READING PASSAGE:
Description

The Logical Parmlib Concatenation is a set of up to 10 partitioned data sets defined by PARMLIB statements in the LOADxx member of either SYSn.IPLPARM or SYS1.PARMLIB which contains many initialization parameters in a pre-specified form in a single logical data set, thus minimizing the need for the operator to enter parameters. SYS1.PARMLIB makes the 11th or last data set in the concatenation and is the default logical parmlib if no PARMLIB statements exist in LOADxx.

The objective of this support is to allow installations to partition access to parmlib and isolate members customized by an installation from IBM® maintenance and product level upgrades. The logical parmlib is established during IPL and is used by Master Scheduler Initialization and IEFPRMLB. There is a new SETLOAD command that allows you to switch from one logical parmlib to another without an IPL. The IEFPRMLB macro allows you to access the logical parmlib.

Use the IEFPRMLB macro to:

Allocate the logical parmlib data set concatenation
Unallocate the logical parmlib data set concatenation
Read a logical parmlib data set
Retrieve information about which data sets make up the logical parmlib

The four functions for the macro are:

IEFPRMLB REQUEST=ALLOCATE allocates the logical parmlib via DDname.
IEFPRMLB REQUEST=FREE unallocates the logical parmlib via DDname.
IEFPRMLB REQUEST=LIST retrieves information about the logical parmlib data set concatenation.
IEFPRMLB REQUEST=READMEMBER reads a specified member of an already allocated logical parmlib and returns its contents in an input buffer.

Environment

The requirements for the caller are:

Environmental factor	Requirement
Minimum authorization:	Problem state and PSW key 8-15
Dispatchable unit mode:	Task
Cross memory mode:	PASN=HASN=SASN
AMODE:	24- or 31-bit
ASC mode:	Primary or access register (AR)
Interrupt status:	Enabled for I/O and external interrupts.
Locks:	No locks may be held.
Control parameters:	Control parameters must be in the primary address space.

EXERCISES:
[a] Translate this sentence from the IEFPRMLB description into Spanish: "The IEFPRMLB macro allows you to access the logical parmlib."
[b] Retype the IEFPRMLB description from "The Logical Parmlib Concatenation" to "exist in LOADxx.".
[c] Write what comes next in the IEFPRMLB description, picking up after its final line.

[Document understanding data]
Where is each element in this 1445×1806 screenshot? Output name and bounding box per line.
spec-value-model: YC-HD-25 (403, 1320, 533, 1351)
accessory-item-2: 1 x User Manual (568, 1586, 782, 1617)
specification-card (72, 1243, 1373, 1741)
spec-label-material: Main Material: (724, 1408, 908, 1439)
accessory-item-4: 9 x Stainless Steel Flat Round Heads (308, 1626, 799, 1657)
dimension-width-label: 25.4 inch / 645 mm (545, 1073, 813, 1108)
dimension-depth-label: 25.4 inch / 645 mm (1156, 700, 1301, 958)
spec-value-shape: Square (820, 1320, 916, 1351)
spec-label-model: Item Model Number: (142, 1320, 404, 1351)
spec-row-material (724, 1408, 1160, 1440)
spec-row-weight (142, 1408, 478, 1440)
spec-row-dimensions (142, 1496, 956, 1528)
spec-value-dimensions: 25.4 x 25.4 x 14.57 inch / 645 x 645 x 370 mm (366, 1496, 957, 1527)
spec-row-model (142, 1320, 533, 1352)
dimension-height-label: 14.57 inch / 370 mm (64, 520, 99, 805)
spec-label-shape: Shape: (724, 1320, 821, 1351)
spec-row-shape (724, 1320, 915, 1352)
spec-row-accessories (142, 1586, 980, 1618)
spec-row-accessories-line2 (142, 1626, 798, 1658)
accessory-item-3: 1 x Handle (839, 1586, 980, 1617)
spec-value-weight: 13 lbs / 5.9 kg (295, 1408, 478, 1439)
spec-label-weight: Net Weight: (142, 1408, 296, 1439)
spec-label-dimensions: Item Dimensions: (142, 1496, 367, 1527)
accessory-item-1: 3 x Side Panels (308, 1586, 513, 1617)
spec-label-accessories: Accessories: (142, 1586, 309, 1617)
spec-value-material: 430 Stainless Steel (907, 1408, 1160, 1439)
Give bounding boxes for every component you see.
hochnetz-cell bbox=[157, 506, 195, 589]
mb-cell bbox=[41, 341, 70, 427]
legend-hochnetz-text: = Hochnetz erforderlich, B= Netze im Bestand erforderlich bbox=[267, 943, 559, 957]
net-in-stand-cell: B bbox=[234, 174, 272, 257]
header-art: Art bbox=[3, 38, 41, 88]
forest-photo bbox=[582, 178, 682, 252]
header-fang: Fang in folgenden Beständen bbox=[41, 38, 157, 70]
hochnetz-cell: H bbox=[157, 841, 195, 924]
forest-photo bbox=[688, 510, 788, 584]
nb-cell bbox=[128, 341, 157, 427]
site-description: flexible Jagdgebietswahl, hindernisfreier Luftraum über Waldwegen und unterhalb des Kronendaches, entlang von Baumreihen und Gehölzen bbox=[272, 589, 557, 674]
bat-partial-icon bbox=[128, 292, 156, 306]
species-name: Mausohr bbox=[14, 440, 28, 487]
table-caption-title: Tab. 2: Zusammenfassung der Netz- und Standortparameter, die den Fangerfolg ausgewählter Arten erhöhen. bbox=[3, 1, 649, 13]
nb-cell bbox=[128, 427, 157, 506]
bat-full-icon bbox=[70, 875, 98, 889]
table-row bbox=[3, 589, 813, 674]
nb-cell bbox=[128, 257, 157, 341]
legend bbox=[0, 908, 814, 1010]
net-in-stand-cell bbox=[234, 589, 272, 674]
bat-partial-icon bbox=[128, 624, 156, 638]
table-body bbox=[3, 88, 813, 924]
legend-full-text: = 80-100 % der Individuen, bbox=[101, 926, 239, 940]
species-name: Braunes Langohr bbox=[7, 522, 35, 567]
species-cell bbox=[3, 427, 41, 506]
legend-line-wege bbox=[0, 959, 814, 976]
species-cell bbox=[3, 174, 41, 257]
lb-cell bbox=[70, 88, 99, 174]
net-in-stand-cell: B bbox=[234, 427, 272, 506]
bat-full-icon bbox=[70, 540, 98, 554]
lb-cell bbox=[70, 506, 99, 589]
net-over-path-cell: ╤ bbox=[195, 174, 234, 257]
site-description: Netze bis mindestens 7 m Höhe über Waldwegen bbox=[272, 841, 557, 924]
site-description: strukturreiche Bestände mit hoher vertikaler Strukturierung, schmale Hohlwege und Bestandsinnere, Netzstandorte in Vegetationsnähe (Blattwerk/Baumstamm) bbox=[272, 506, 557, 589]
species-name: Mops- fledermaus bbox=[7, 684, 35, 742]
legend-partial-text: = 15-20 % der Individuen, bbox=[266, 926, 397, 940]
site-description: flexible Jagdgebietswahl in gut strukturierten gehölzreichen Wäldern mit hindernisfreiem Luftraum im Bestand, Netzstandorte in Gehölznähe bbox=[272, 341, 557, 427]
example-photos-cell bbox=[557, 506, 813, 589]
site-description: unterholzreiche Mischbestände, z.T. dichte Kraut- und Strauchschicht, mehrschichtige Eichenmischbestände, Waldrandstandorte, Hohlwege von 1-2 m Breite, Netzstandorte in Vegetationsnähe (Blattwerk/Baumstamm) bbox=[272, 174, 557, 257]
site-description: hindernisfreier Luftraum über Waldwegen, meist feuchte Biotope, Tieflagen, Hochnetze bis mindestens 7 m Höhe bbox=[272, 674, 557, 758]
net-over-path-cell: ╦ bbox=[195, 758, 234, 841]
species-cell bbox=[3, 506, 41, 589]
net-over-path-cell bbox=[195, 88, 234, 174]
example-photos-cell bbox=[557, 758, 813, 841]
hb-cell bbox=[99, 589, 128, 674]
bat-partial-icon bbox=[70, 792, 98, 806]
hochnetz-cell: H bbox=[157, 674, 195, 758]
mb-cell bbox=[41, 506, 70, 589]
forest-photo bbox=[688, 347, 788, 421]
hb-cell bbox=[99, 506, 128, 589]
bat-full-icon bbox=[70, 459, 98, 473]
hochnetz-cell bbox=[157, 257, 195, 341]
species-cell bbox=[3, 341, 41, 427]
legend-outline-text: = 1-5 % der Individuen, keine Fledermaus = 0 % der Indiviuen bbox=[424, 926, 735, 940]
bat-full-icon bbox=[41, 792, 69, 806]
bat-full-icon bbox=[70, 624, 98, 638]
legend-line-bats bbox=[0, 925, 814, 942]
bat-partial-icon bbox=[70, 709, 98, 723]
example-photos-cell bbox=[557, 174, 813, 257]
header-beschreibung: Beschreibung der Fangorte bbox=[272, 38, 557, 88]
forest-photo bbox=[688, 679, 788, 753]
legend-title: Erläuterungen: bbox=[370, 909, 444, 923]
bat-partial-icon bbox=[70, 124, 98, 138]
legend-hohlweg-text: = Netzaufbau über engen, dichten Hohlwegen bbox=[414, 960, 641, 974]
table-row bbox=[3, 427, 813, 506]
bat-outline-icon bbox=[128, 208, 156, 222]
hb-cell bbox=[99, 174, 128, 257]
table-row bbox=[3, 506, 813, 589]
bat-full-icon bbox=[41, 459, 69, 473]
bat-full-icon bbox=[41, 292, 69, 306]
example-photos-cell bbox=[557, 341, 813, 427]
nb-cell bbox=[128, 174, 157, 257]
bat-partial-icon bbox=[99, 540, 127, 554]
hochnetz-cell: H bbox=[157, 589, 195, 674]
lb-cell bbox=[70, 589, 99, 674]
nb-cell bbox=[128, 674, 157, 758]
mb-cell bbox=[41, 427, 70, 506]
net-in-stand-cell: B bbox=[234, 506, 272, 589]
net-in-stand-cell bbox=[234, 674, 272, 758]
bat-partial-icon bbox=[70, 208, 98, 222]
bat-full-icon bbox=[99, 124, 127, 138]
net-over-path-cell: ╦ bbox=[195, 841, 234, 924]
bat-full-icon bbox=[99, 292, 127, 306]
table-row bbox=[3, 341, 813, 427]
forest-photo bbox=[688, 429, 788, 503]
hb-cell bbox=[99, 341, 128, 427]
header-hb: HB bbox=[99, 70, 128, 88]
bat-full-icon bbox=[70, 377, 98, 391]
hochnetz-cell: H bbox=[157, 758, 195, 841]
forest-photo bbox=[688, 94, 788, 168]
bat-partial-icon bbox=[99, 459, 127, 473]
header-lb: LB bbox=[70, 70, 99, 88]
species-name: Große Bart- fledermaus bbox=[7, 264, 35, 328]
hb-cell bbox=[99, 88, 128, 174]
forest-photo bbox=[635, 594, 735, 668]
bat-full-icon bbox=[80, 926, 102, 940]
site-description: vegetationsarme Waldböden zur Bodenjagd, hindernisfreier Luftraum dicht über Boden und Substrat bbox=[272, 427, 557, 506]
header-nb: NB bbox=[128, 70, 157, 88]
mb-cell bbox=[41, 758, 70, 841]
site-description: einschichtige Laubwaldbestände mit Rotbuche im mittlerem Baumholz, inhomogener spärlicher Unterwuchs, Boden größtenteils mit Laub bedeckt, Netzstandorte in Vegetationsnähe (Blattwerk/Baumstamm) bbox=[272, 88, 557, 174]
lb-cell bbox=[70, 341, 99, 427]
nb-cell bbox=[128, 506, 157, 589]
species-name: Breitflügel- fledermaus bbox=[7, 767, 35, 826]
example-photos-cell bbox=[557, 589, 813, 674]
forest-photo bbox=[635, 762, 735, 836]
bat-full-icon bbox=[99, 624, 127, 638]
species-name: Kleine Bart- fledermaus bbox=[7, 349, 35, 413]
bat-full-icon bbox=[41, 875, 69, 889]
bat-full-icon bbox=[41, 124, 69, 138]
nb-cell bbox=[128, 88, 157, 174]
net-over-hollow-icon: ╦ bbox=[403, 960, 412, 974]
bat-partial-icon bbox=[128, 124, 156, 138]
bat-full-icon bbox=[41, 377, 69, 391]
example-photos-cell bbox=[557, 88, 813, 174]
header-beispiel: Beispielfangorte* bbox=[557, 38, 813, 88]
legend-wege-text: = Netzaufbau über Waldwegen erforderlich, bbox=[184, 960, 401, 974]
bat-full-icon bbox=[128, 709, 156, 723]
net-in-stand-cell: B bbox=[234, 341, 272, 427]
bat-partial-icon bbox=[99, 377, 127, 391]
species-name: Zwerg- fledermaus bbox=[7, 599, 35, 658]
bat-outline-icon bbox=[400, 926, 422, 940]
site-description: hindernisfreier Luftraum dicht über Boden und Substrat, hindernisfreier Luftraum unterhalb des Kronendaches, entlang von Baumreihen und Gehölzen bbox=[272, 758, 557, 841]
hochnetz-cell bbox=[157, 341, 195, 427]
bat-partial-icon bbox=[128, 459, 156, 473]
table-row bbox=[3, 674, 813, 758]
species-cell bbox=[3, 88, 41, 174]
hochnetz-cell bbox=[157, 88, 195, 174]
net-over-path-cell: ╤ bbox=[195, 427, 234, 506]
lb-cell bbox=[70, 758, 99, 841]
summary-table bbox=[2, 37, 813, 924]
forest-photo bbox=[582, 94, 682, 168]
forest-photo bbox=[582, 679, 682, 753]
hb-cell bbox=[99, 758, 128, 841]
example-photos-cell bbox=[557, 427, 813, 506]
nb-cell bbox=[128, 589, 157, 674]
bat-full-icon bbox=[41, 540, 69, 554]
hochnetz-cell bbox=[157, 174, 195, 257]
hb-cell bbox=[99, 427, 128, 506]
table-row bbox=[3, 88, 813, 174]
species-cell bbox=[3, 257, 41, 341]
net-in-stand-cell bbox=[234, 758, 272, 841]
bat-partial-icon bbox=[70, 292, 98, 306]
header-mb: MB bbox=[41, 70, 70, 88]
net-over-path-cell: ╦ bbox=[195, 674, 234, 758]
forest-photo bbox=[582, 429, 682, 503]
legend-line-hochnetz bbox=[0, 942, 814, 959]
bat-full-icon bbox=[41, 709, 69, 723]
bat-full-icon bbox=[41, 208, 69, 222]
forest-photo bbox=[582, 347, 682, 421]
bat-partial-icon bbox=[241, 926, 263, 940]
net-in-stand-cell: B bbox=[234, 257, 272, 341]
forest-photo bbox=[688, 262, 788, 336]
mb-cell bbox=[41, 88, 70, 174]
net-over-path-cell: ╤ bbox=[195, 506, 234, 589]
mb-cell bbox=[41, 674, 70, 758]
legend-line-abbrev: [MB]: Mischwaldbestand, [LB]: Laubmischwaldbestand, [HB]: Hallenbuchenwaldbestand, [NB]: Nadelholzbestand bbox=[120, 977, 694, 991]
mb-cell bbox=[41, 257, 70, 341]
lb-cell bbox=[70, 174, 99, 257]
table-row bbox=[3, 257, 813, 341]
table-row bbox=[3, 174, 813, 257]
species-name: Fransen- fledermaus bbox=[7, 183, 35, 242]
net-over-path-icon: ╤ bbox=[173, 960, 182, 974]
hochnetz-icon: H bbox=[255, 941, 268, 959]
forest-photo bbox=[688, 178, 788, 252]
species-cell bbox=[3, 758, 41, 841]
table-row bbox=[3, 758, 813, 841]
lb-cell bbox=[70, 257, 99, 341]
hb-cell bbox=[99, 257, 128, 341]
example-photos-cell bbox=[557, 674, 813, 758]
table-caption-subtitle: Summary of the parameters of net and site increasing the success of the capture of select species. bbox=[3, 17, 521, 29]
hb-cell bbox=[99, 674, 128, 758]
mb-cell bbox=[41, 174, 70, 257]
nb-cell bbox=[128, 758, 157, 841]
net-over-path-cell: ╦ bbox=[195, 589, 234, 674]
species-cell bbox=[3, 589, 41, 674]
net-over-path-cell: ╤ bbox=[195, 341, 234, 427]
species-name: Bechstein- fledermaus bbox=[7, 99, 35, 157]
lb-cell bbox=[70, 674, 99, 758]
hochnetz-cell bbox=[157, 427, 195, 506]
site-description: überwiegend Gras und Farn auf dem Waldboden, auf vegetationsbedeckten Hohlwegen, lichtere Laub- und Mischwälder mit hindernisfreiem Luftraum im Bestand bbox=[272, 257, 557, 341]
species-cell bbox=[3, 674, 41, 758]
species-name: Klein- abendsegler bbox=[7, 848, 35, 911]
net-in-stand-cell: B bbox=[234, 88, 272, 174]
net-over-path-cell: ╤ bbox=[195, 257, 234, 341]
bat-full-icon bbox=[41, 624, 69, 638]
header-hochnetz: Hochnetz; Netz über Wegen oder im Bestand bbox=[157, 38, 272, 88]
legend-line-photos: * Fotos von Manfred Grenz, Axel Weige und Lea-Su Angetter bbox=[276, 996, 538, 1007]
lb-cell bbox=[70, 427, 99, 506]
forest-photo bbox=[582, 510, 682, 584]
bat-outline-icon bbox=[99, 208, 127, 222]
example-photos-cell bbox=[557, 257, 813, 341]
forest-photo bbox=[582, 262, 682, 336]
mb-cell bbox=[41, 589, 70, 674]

TASK-BY-TASK OUTPUTS:
[a] La macro IEFPRMLB le permite acceder al parmlib lógico.

[b]
The Logical Parmlib Concatenation is a set of up to 10 partitioned data sets defined by PARMLIB statements in the LOADxx member of either SYSn.IPLPARM or SYS1.PARMLIB which contains many initialization parameters in a pre-specified form in a single logical data set, thus minimizing the need for the operator to enter parameters. SYS1.PARMLIB makes the 11th or last data set in the concatenation and is the default logical parmlib if no PARMLIB statements exist in LOADxx.

[c]
Programming requirements

The caller should include the IEFZPRC mapping macro to get return and reason code equates for all the functions.

If you are going to use the read, message or list buffers, then you should include the IEFZPMAP mapping macro to get their mappings.

Restrictions

The caller may not have an EUT FRR established.

Input register information

Before issuing the IEFPRMLB macro, the caller does not have to place any information into any register unless using it in register notation for a particular parameter, or using it as a base register.

Output register information

When control returns to the caller, the GPRs contain:

Register: Contents
0: Reason code when GPR15 is not 0
1: Used as a work register by the system
2-13: Unchanged
14: Used as a work register by the system
15: Return code

When control returns to the caller, the ARs contain:

Register: Contents
0-1: Used as work registers by the system
2-13: Unchanged
14-15: Used as work registers by the system

Some callers depend on register contents remaining the same before and after issuing a service. If the system changes the contents of registers on which the caller depends, the caller must save them before issuing the service, and restore them after the system returns control.

Performance implications

None.